Do this:
Copy out the data exactly, leaving the pictures behind.

--- begin Entries supplied ---

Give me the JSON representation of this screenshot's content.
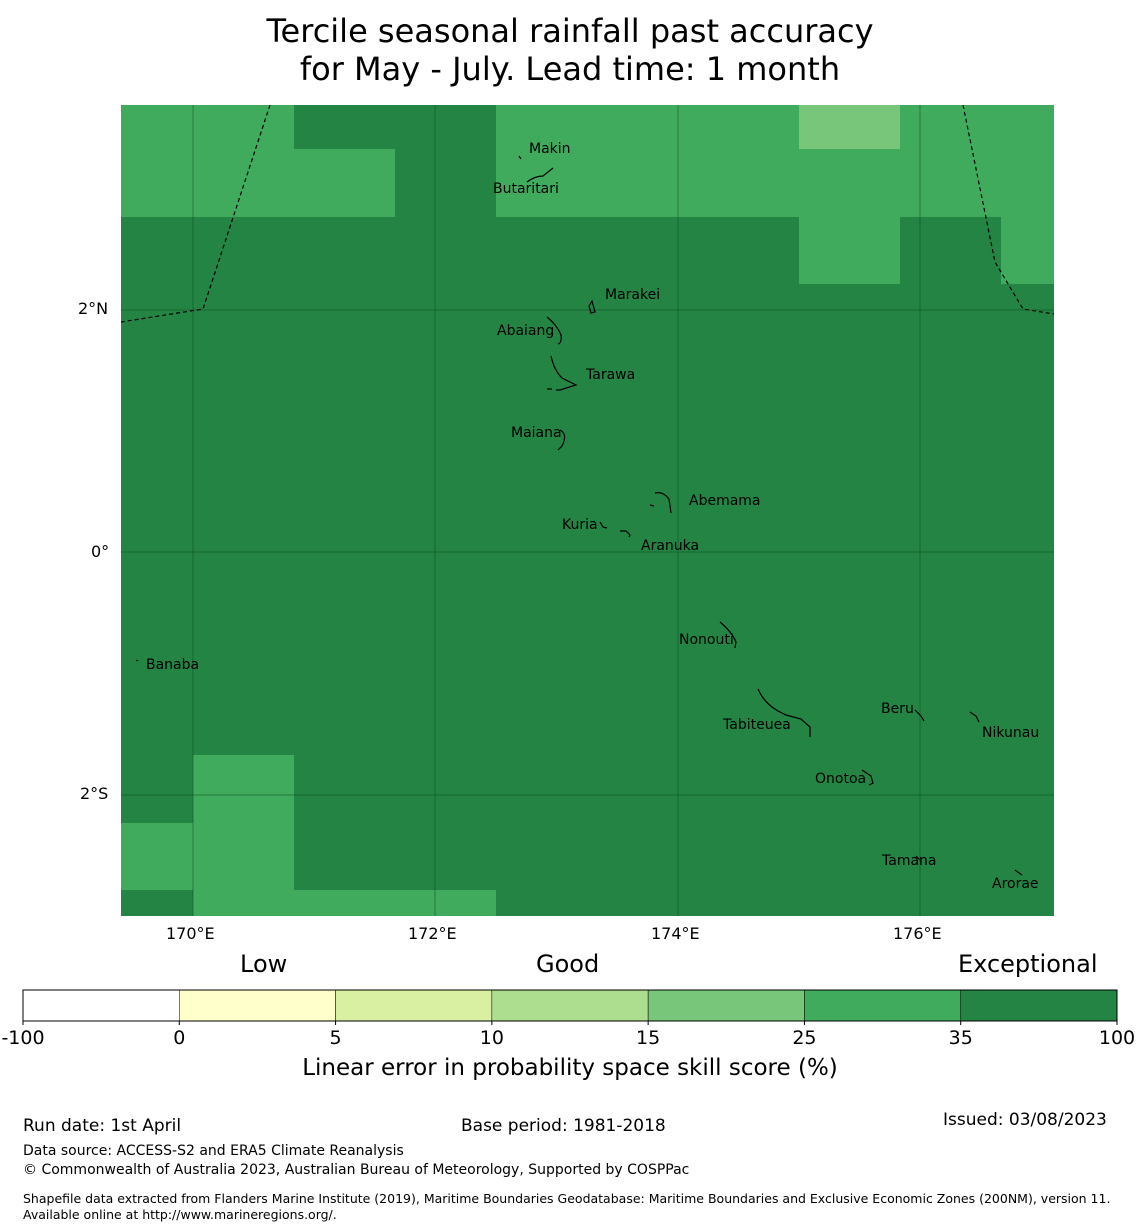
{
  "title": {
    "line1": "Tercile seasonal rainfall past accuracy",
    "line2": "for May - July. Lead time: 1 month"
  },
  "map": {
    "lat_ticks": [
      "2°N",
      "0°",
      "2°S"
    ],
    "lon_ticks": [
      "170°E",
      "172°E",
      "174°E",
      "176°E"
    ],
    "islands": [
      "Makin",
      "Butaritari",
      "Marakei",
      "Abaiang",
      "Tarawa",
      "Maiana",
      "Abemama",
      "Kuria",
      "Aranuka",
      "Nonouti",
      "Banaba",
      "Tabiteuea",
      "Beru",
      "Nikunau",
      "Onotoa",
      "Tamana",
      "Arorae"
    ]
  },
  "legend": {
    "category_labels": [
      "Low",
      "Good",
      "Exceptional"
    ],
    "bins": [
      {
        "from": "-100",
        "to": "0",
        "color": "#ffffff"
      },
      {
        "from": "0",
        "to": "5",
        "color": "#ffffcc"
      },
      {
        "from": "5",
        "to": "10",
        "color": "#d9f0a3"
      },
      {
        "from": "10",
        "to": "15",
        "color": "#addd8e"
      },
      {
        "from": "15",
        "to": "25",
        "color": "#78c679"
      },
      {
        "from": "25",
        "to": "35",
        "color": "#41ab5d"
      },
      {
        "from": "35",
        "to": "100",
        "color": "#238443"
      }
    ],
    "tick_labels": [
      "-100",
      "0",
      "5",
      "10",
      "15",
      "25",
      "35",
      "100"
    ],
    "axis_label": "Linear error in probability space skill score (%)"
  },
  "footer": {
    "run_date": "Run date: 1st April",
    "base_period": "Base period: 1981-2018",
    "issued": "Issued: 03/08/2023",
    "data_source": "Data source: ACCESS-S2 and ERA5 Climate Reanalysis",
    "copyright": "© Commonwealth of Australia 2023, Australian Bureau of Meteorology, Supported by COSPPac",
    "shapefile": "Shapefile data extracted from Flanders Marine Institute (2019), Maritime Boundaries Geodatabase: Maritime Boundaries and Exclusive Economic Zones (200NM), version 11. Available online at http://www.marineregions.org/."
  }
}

--- end Entries supplied ---

Response:
Give me the JSON representation of this screenshot's content.
{
  "title": {
    "line1": "Tercile seasonal rainfall past accuracy",
    "line2": "for May - July. Lead time: 1 month"
  },
  "map": {
    "lat_ticks": [
      "2°N",
      "0°",
      "2°S"
    ],
    "lon_ticks": [
      "170°E",
      "172°E",
      "174°E",
      "176°E"
    ],
    "islands": [
      "Makin",
      "Butaritari",
      "Marakei",
      "Abaiang",
      "Tarawa",
      "Maiana",
      "Abemama",
      "Kuria",
      "Aranuka",
      "Nonouti",
      "Banaba",
      "Tabiteuea",
      "Beru",
      "Nikunau",
      "Onotoa",
      "Tamana",
      "Arorae"
    ]
  },
  "legend": {
    "category_labels": [
      "Low",
      "Good",
      "Exceptional"
    ],
    "bins": [
      {
        "from": "-100",
        "to": "0",
        "color": "#ffffff"
      },
      {
        "from": "0",
        "to": "5",
        "color": "#ffffcc"
      },
      {
        "from": "5",
        "to": "10",
        "color": "#d9f0a3"
      },
      {
        "from": "10",
        "to": "15",
        "color": "#addd8e"
      },
      {
        "from": "15",
        "to": "25",
        "color": "#78c679"
      },
      {
        "from": "25",
        "to": "35",
        "color": "#41ab5d"
      },
      {
        "from": "35",
        "to": "100",
        "color": "#238443"
      }
    ],
    "tick_labels": [
      "-100",
      "0",
      "5",
      "10",
      "15",
      "25",
      "35",
      "100"
    ],
    "axis_label": "Linear error in probability space skill score (%)"
  },
  "footer": {
    "run_date": "Run date: 1st April",
    "base_period": "Base period: 1981-2018",
    "issued": "Issued: 03/08/2023",
    "data_source": "Data source: ACCESS-S2 and ERA5 Climate Reanalysis",
    "copyright": "© Commonwealth of Australia 2023, Australian Bureau of Meteorology, Supported by COSPPac",
    "shapefile": "Shapefile data extracted from Flanders Marine Institute (2019), Maritime Boundaries Geodatabase: Maritime Boundaries and Exclusive Economic Zones (200NM), version 11. Available online at http://www.marineregions.org/."
  }
}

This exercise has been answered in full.